§ **Data records**
☆ ☆ ☆ ☆ ☆ ☆ ☆

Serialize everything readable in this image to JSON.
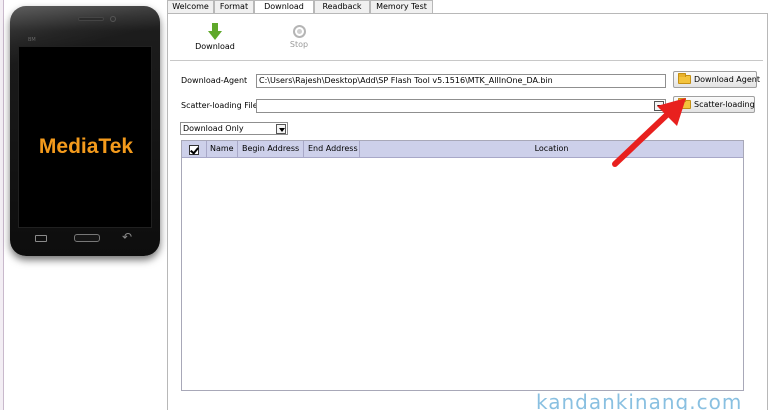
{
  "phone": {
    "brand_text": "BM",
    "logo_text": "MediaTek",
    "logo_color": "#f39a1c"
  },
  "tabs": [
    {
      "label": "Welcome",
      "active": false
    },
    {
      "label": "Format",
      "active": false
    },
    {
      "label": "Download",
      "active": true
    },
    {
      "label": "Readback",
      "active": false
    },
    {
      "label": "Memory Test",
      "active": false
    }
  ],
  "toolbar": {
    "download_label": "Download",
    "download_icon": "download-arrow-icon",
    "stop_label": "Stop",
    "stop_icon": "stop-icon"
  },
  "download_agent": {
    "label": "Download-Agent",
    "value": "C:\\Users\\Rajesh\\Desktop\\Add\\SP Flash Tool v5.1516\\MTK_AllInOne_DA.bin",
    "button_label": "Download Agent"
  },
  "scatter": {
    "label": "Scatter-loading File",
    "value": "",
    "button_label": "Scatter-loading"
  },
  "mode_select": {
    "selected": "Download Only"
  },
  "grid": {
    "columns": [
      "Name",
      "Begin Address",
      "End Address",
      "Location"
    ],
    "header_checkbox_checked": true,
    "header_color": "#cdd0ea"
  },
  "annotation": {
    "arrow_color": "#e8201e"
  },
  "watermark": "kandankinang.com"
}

☆ ☆ ☆ ☆ ☆ ☆ ☆

§ **EXERCISE DETAILS**
Reproduce each line exactly as it appears, omitting the pictures.

§ **THE RESULT**
Serialize everything readable in this image to JSON.
{
  "phone": {
    "brand_text": "BM",
    "logo_text": "MediaTek",
    "logo_color": "#f39a1c"
  },
  "tabs": [
    {
      "label": "Welcome",
      "active": false
    },
    {
      "label": "Format",
      "active": false
    },
    {
      "label": "Download",
      "active": true
    },
    {
      "label": "Readback",
      "active": false
    },
    {
      "label": "Memory Test",
      "active": false
    }
  ],
  "toolbar": {
    "download_label": "Download",
    "download_icon": "download-arrow-icon",
    "stop_label": "Stop",
    "stop_icon": "stop-icon"
  },
  "download_agent": {
    "label": "Download-Agent",
    "value": "C:\\Users\\Rajesh\\Desktop\\Add\\SP Flash Tool v5.1516\\MTK_AllInOne_DA.bin",
    "button_label": "Download Agent"
  },
  "scatter": {
    "label": "Scatter-loading File",
    "value": "",
    "button_label": "Scatter-loading"
  },
  "mode_select": {
    "selected": "Download Only"
  },
  "grid": {
    "columns": [
      "Name",
      "Begin Address",
      "End Address",
      "Location"
    ],
    "header_checkbox_checked": true,
    "header_color": "#cdd0ea"
  },
  "annotation": {
    "arrow_color": "#e8201e"
  },
  "watermark": "kandankinang.com"
}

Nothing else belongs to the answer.